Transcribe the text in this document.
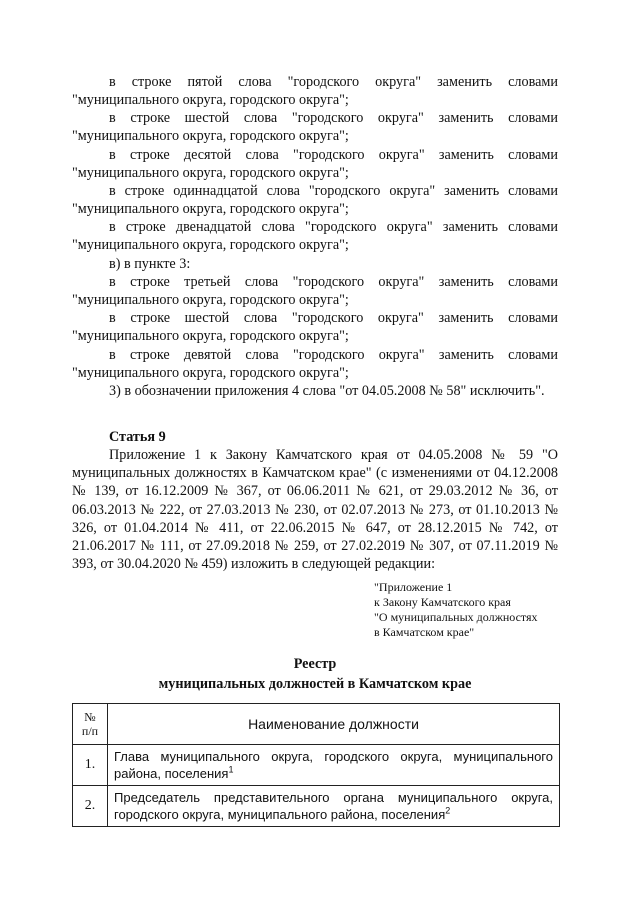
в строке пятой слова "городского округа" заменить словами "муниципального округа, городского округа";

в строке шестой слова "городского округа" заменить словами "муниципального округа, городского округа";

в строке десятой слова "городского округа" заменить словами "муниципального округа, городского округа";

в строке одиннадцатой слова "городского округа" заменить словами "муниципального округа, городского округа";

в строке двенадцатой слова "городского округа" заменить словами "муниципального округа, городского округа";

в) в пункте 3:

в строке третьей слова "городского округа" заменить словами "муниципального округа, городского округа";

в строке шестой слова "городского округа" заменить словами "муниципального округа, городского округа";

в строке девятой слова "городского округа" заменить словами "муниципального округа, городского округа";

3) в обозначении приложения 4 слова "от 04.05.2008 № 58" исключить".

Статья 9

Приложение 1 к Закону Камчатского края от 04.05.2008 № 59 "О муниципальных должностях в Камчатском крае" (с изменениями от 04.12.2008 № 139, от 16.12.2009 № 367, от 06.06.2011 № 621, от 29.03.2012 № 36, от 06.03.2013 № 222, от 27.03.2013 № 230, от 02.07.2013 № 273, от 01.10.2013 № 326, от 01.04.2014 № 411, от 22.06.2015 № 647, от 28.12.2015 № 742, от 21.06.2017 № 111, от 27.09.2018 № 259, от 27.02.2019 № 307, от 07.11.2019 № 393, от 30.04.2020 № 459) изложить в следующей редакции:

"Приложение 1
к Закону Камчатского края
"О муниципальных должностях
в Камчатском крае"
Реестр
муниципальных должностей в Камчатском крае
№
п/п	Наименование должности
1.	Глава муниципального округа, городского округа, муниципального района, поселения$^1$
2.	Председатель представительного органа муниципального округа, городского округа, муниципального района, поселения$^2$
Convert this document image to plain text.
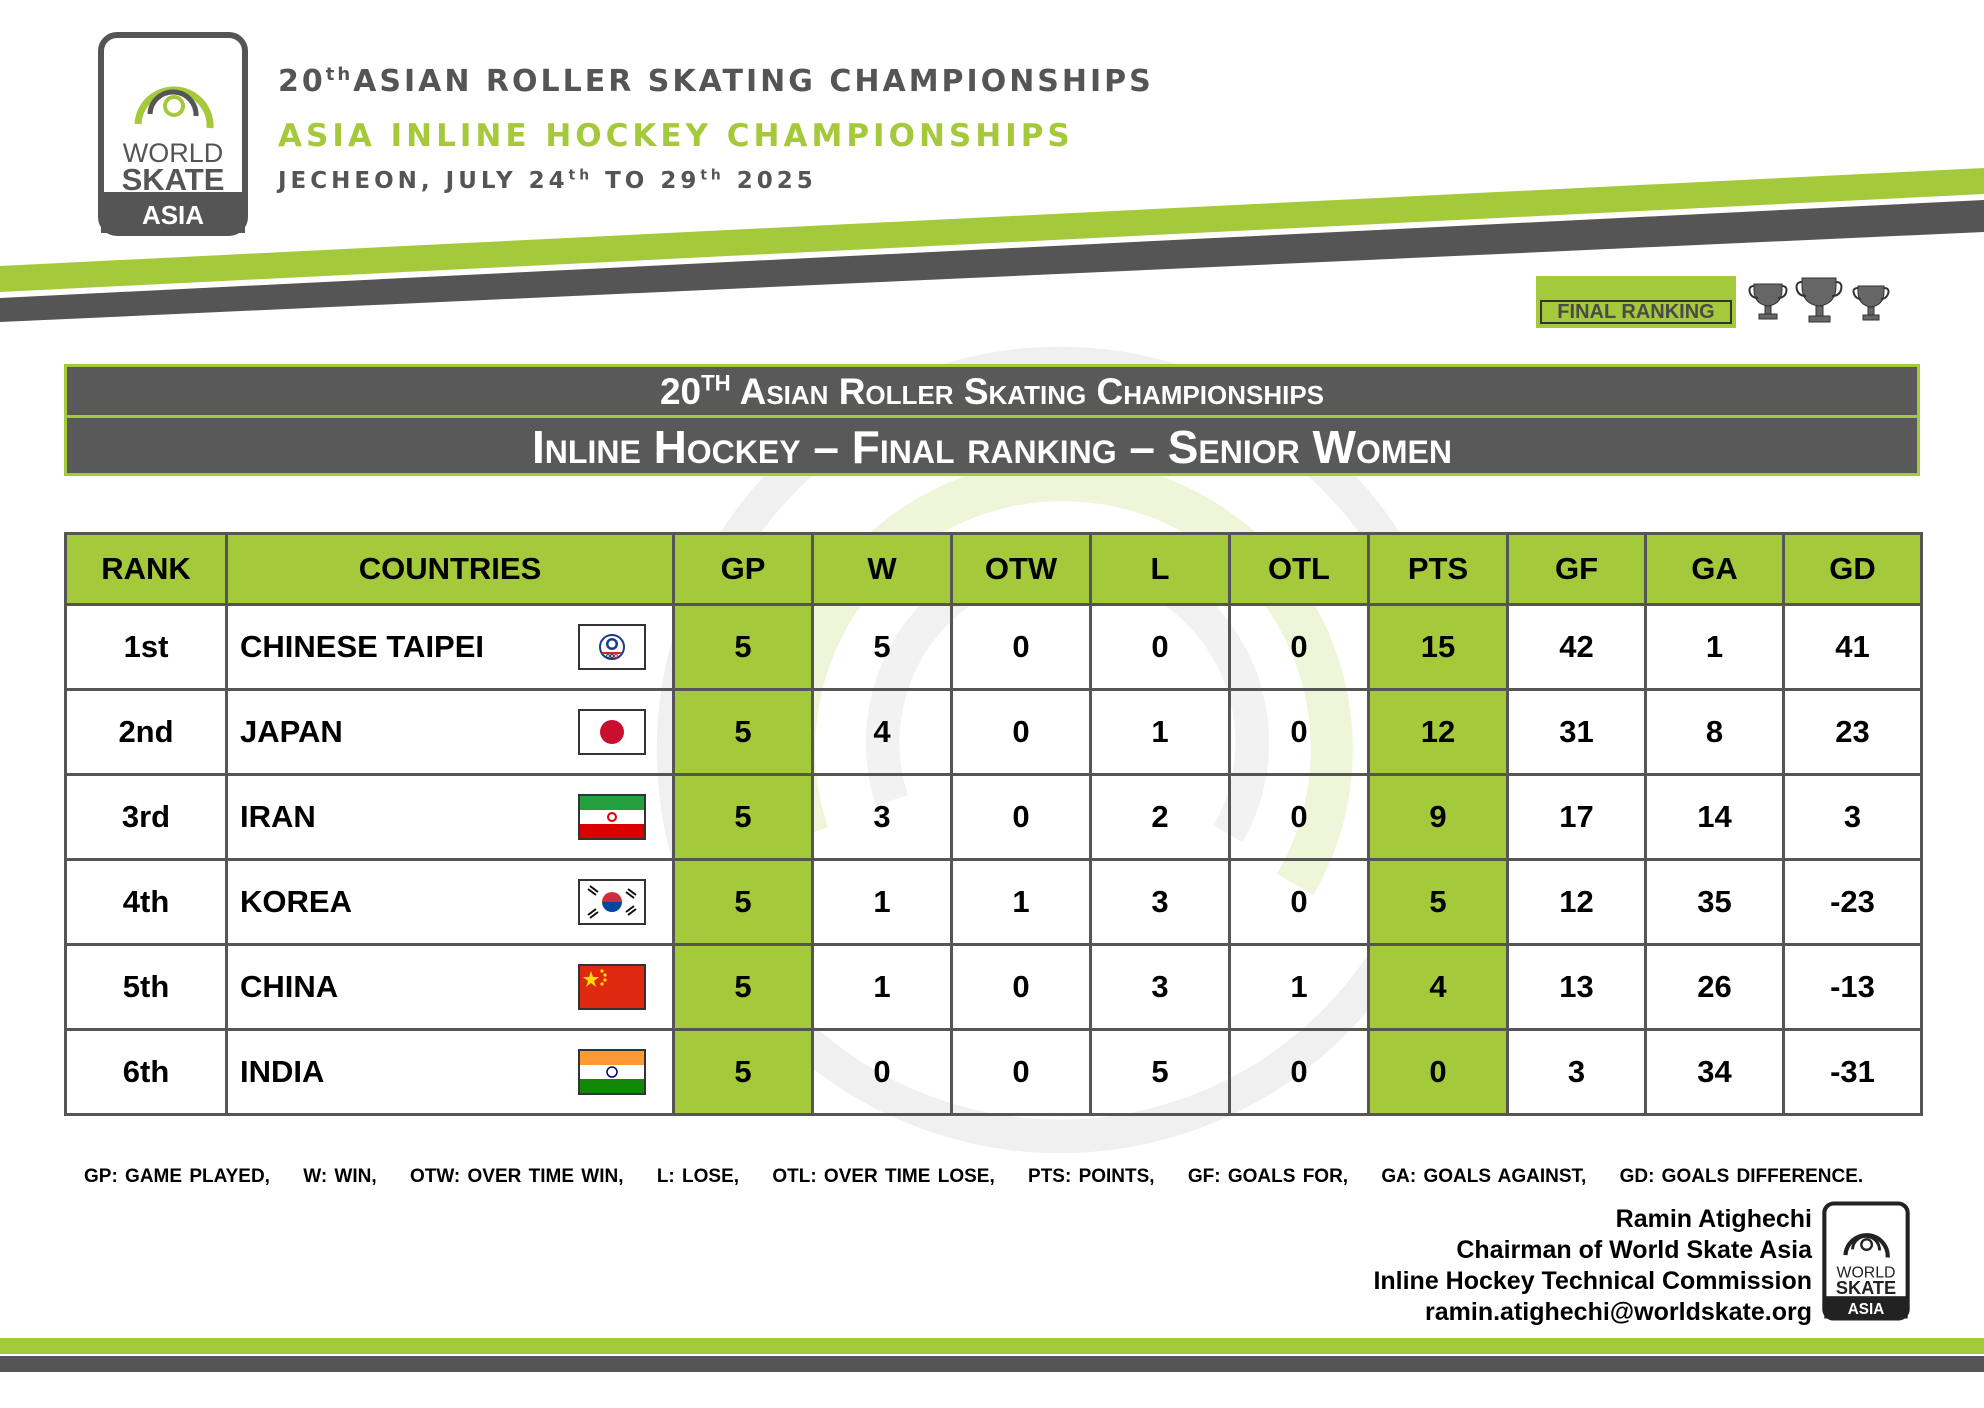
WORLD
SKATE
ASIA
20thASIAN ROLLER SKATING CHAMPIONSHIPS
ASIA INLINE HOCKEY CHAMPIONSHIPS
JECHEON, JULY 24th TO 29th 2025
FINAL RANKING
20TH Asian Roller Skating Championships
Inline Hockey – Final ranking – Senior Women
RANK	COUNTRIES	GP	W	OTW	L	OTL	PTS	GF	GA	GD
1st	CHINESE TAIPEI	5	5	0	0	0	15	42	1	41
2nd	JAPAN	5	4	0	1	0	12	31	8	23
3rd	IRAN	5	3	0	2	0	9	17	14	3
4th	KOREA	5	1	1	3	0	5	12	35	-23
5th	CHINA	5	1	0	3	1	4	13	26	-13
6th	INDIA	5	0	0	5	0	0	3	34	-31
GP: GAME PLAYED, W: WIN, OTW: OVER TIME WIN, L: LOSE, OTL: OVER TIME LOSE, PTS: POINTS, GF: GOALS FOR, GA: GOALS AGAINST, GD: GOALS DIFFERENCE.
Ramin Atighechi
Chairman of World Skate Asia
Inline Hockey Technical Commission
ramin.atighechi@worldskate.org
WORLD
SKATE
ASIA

What is expected »
Copy out all the records exactly, excluding pictures.

Solution for this problem »
Transcribe the text in this document.
в строке пятой слова "городского округа" заменить словами "муниципального округа, городского округа";

в строке шестой слова "городского округа" заменить словами "муниципального округа, городского округа";

в строке десятой слова "городского округа" заменить словами "муниципального округа, городского округа";

в строке одиннадцатой слова "городского округа" заменить словами "муниципального округа, городского округа";

в строке двенадцатой слова "городского округа" заменить словами "муниципального округа, городского округа";

в) в пункте 3:

в строке третьей слова "городского округа" заменить словами "муниципального округа, городского округа";

в строке шестой слова "городского округа" заменить словами "муниципального округа, городского округа";

в строке девятой слова "городского округа" заменить словами "муниципального округа, городского округа";

3) в обозначении приложения 4 слова "от 04.05.2008 № 58" исключить".

Статья 9

Приложение 1 к Закону Камчатского края от 04.05.2008 № 59 "О муниципальных должностях в Камчатском крае" (с изменениями от 04.12.2008 № 139, от 16.12.2009 № 367, от 06.06.2011 № 621, от 29.03.2012 № 36, от 06.03.2013 № 222, от 27.03.2013 № 230, от 02.07.2013 № 273, от 01.10.2013 № 326, от 01.04.2014 № 411, от 22.06.2015 № 647, от 28.12.2015 № 742, от 21.06.2017 № 111, от 27.09.2018 № 259, от 27.02.2019 № 307, от 07.11.2019 № 393, от 30.04.2020 № 459) изложить в следующей редакции:

"Приложение 1
к Закону Камчатского края
"О муниципальных должностях
в Камчатском крае"
Реестр
муниципальных должностей в Камчатском крае
№
п/п	Наименование должности
1.	Глава муниципального округа, городского округа, муниципального района, поселения$^1$
2.	Председатель представительного органа муниципального округа, городского округа, муниципального района, поселения$^2$
Convert this document image to plain text.
WORLD
SKATE
ASIA
20thASIAN ROLLER SKATING CHAMPIONSHIPS
ASIA INLINE HOCKEY CHAMPIONSHIPS
JECHEON, JULY 24th TO 29th 2025
FINAL RANKING
20TH Asian Roller Skating Championships
Inline Hockey – Final ranking – Senior Women
RANK	COUNTRIES	GP	W	OTW	L	OTL	PTS	GF	GA	GD
1st	CHINESE TAIPEI	5	5	0	0	0	15	42	1	41
2nd	JAPAN	5	4	0	1	0	12	31	8	23
3rd	IRAN	5	3	0	2	0	9	17	14	3
4th	KOREA	5	1	1	3	0	5	12	35	-23
5th	CHINA	5	1	0	3	1	4	13	26	-13
6th	INDIA	5	0	0	5	0	0	3	34	-31
GP: GAME PLAYED, W: WIN, OTW: OVER TIME WIN, L: LOSE, OTL: OVER TIME LOSE, PTS: POINTS, GF: GOALS FOR, GA: GOALS AGAINST, GD: GOALS DIFFERENCE.
Ramin Atighechi
Chairman of World Skate Asia
Inline Hockey Technical Commission
ramin.atighechi@worldskate.org
WORLD
SKATE
ASIA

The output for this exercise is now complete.